┏━━

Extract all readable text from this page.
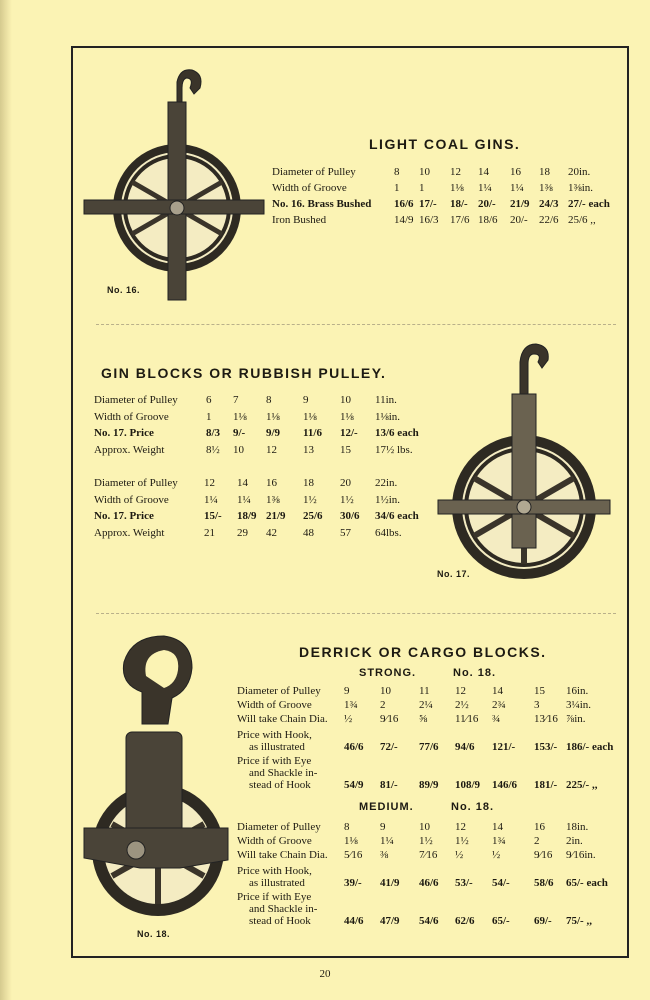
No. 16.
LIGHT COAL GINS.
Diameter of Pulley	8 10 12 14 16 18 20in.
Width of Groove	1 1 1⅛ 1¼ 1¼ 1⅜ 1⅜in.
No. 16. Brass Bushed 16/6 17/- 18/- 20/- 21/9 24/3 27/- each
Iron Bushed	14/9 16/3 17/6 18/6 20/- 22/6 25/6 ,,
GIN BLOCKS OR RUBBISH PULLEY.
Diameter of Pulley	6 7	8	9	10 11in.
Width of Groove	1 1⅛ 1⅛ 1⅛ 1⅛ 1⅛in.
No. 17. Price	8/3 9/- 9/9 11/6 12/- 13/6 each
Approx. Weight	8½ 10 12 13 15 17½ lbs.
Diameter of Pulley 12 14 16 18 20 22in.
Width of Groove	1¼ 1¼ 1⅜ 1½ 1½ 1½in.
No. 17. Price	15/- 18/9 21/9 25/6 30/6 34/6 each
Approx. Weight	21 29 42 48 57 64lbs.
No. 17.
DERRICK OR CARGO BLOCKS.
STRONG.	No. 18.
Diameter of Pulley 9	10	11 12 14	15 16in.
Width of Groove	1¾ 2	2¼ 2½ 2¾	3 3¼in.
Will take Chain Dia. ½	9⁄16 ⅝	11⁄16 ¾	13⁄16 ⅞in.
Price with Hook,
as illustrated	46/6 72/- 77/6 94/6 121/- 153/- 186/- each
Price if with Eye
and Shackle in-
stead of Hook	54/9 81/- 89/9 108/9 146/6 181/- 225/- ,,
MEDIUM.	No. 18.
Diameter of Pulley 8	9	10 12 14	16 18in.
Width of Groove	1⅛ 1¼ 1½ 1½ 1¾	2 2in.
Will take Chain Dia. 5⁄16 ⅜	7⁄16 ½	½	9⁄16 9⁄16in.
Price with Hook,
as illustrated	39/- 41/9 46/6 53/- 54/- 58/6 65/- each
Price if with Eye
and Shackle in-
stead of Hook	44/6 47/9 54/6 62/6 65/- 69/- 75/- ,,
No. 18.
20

┗━━

- [Given exercise] Exclude all images and restate the records above word for word.

- [Task response]
Extract all readable text from this page.
No. 16.
LIGHT COAL GINS.
Diameter of Pulley	8 10 12 14 16 18 20in.
Width of Groove	1 1 1⅛ 1¼ 1¼ 1⅜ 1⅜in.
No. 16. Brass Bushed 16/6 17/- 18/- 20/- 21/9 24/3 27/- each
Iron Bushed	14/9 16/3 17/6 18/6 20/- 22/6 25/6 ,,
GIN BLOCKS OR RUBBISH PULLEY.
Diameter of Pulley	6 7	8	9	10 11in.
Width of Groove	1 1⅛ 1⅛ 1⅛ 1⅛ 1⅛in.
No. 17. Price	8/3 9/- 9/9 11/6 12/- 13/6 each
Approx. Weight	8½ 10 12 13 15 17½ lbs.
Diameter of Pulley 12 14 16 18 20 22in.
Width of Groove	1¼ 1¼ 1⅜ 1½ 1½ 1½in.
No. 17. Price	15/- 18/9 21/9 25/6 30/6 34/6 each
Approx. Weight	21 29 42 48 57 64lbs.
No. 17.
DERRICK OR CARGO BLOCKS.
STRONG.	No. 18.
Diameter of Pulley 9	10	11 12 14	15 16in.
Width of Groove	1¾ 2	2¼ 2½ 2¾	3 3¼in.
Will take Chain Dia. ½	9⁄16 ⅝	11⁄16 ¾	13⁄16 ⅞in.
Price with Hook,
as illustrated	46/6 72/- 77/6 94/6 121/- 153/- 186/- each
Price if with Eye
and Shackle in-
stead of Hook	54/9 81/- 89/9 108/9 146/6 181/- 225/- ,,
MEDIUM.	No. 18.
Diameter of Pulley 8	9	10 12 14	16 18in.
Width of Groove	1⅛ 1¼ 1½ 1½ 1¾	2 2in.
Will take Chain Dia. 5⁄16 ⅜	7⁄16 ½	½	9⁄16 9⁄16in.
Price with Hook,
as illustrated	39/- 41/9 46/6 53/- 54/- 58/6 65/- each
Price if with Eye
and Shackle in-
stead of Hook	44/6 47/9 54/6 62/6 65/- 69/- 75/- ,,
No. 18.
20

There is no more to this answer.